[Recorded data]

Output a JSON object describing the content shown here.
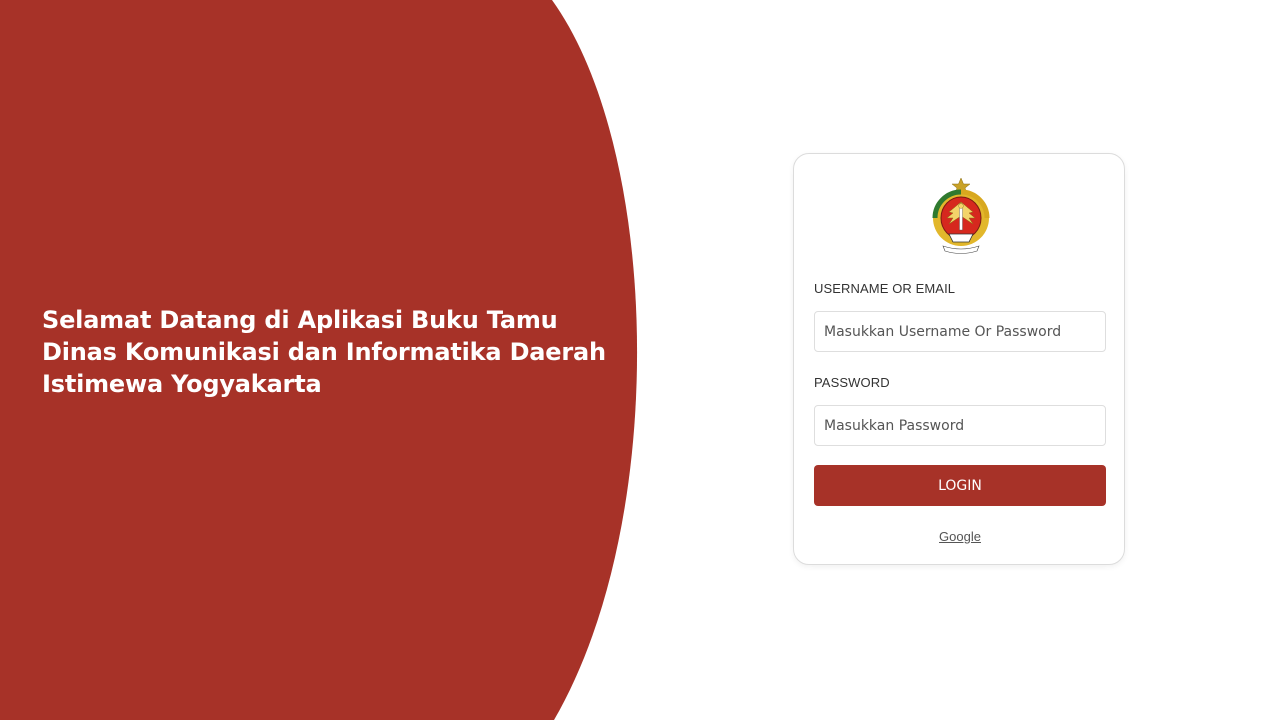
{
  "hero": {
    "welcome_text": "Selamat Datang di Aplikasi Buku Tamu Dinas Komunikasi dan Informatika Daerah Istimewa Yogyakarta",
    "background_color": "#a73228"
  },
  "login_card": {
    "logo_icon": "diy-coat-of-arms-icon",
    "username": {
      "label": "USERNAME OR EMAIL",
      "placeholder": "Masukkan Username Or Password",
      "value": ""
    },
    "password": {
      "label": "PASSWORD",
      "placeholder": "Masukkan Password",
      "value": ""
    },
    "login_button_label": "LOGIN",
    "google_link_label": "Google",
    "accent_color": "#a73228"
  }
}
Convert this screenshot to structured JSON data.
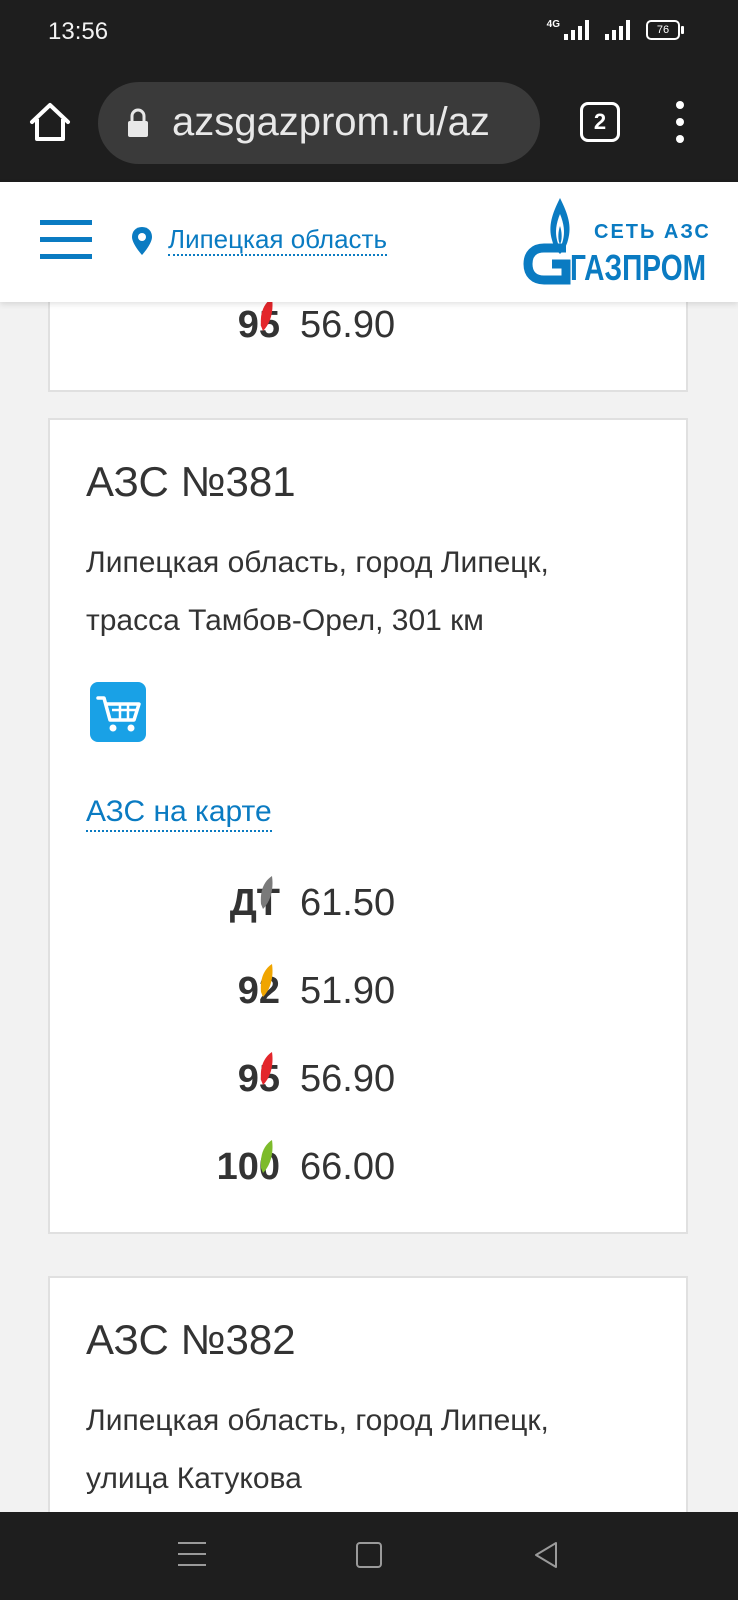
{
  "status_bar": {
    "time": "13:56",
    "network": "4G",
    "battery": "76"
  },
  "browser": {
    "url": "azsgazprom.ru/az",
    "tab_count": "2"
  },
  "header": {
    "region": "Липецкая область",
    "logo_text_top": "СЕТЬ АЗС",
    "logo_text_main": "ГАЗПРОМ",
    "brand_color": "#0a7bc2"
  },
  "partial_card": {
    "fuels": [
      {
        "name": "95",
        "price": "56.90",
        "color": "#e3262b"
      }
    ]
  },
  "stations": [
    {
      "title": "АЗС №381",
      "address": "Липецкая область, город Липецк, трасса Тамбов-Орел, 301 км",
      "service_icon": "shopping-cart-icon",
      "map_link": "АЗС на карте",
      "fuels": [
        {
          "name": "ДТ",
          "price": "61.50",
          "color": "#7a7a7a"
        },
        {
          "name": "92",
          "price": "51.90",
          "color": "#f0a500"
        },
        {
          "name": "95",
          "price": "56.90",
          "color": "#e3262b"
        },
        {
          "name": "100",
          "price": "66.00",
          "color": "#7dbb2b"
        }
      ]
    },
    {
      "title": "АЗС №382",
      "address": "Липецкая область, город Липецк, улица Катукова"
    }
  ]
}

Task directions: Write out every line of the data that holds the word "JSON".

Exercise result:
Output a JSON object describing the content shown here.
Convert this screenshot to structured JSON data.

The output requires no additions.